Collection entries:
════════

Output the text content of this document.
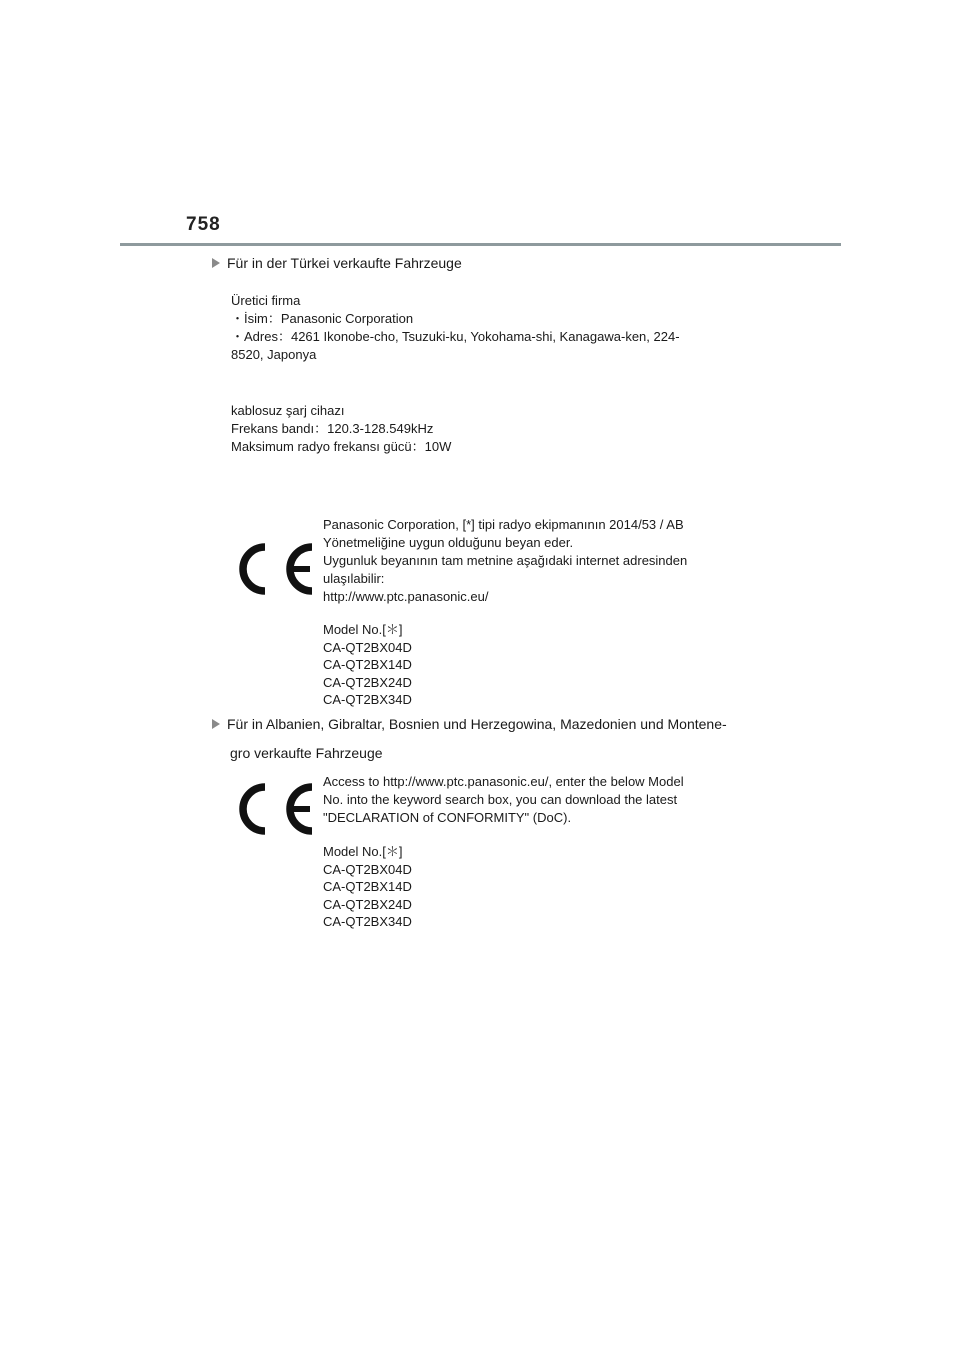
758
Für in der Türkei verkaufte Fahrzeuge
Üretici firma
・İsim：Panasonic Corporation
・Adres：4261 Ikonobe-cho, Tsuzuki-ku, Yokohama-shi, Kanagawa-ken, 224-
8520, Japonya
kablosuz şarj cihazı
Frekans bandı：120.3-128.549kHz
Maksimum radyo frekansı gücü：10W
Panasonic Corporation, [*] tipi radyo ekipmanının 2014/53 / AB
Yönetmeliğine uygun olduğunu beyan eder.
Uygunluk beyanının tam metnine aşağıdaki internet adresinden
ulaşılabilir:
http://www.ptc.panasonic.eu/
Model No.[＊]
CA-QT2BX04D
CA-QT2BX14D
CA-QT2BX24D
CA-QT2BX34D
Für in Albanien, Gibraltar, Bosnien und Herzegowina, Mazedonien und Montene-
gro verkaufte Fahrzeuge
Access to http://www.ptc.panasonic.eu/, enter the below Model
No. into the keyword search box, you can download the latest
"DECLARATION of CONFORMITY" (DoC).
Model No.[＊]
CA-QT2BX04D
CA-QT2BX14D
CA-QT2BX24D
CA-QT2BX34D
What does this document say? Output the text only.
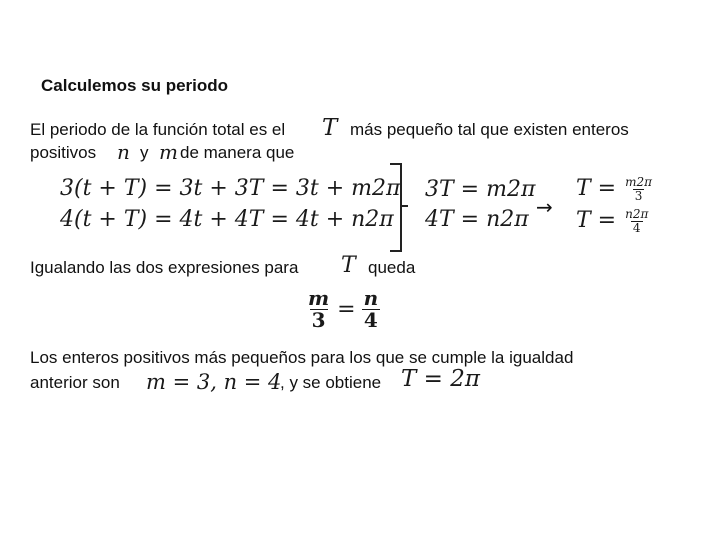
Calculemos su periodo
El periodo de la función total es el T más pequeño tal que existen enteros
positivos n y m de manera que
3(t + T) = 3t + 3T = 3t + m2π
4(t + T) = 4t + 4T = 4t + n2π
3T = m2π
4T = n2π →
$T = \frac{m2\pi}{3}$
$T = \frac{n2\pi}{4}$
Igualando las dos expresiones para T queda
$\frac{m}{3} = \frac{n}{4}$
Los enteros positivos más pequeños para los que se cumple la igualdad
anterior son m = 3, n = 4
, y se obtiene T = 2π
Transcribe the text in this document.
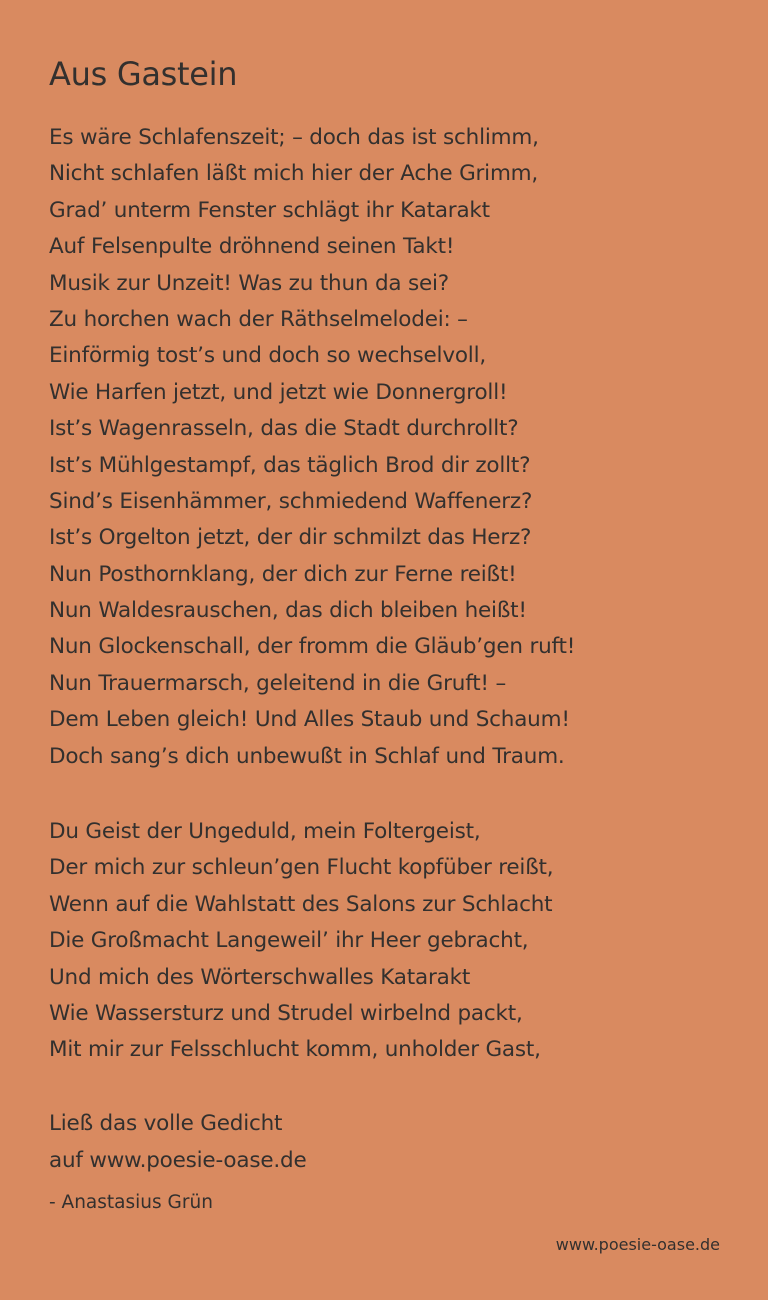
Aus Gastein
Es wäre Schlafenszeit; – doch das ist schlimm,
Nicht schlafen läßt mich hier der Ache Grimm,
Grad’ unterm Fenster schlägt ihr Katarakt
Auf Felsenpulte dröhnend seinen Takt!
Musik zur Unzeit! Was zu thun da sei?
Zu horchen wach der Räthselmelodei: –
Einförmig tost’s und doch so wechselvoll,
Wie Harfen jetzt, und jetzt wie Donnergroll!
Ist’s Wagenrasseln, das die Stadt durchrollt?
Ist’s Mühlgestampf, das täglich Brod dir zollt?
Sind’s Eisenhämmer, schmiedend Waffenerz?
Ist’s Orgelton jetzt, der dir schmilzt das Herz?
Nun Posthornklang, der dich zur Ferne reißt!
Nun Waldesrauschen, das dich bleiben heißt!
Nun Glockenschall, der fromm die Gläub’gen ruft!
Nun Trauermarsch, geleitend in die Gruft! –
Dem Leben gleich! Und Alles Staub und Schaum!
Doch sang’s dich unbewußt in Schlaf und Traum.
Du Geist der Ungeduld, mein Foltergeist,
Der mich zur schleun’gen Flucht kopfüber reißt,
Wenn auf die Wahlstatt des Salons zur Schlacht
Die Großmacht Langeweil’ ihr Heer gebracht,
Und mich des Wörterschwalles Katarakt
Wie Wassersturz und Strudel wirbelnd packt,
Mit mir zur Felsschlucht komm, unholder Gast,
Ließ das volle Gedicht
auf www.poesie-oase.de

- Anastasius Grün

www.poesie-oase.de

════════

WHAT TO PRODUCE: What number of lines in the records contain the word "verkaufte"? Answer with that number alone.

RESULT OF THIS EXERCISE: 2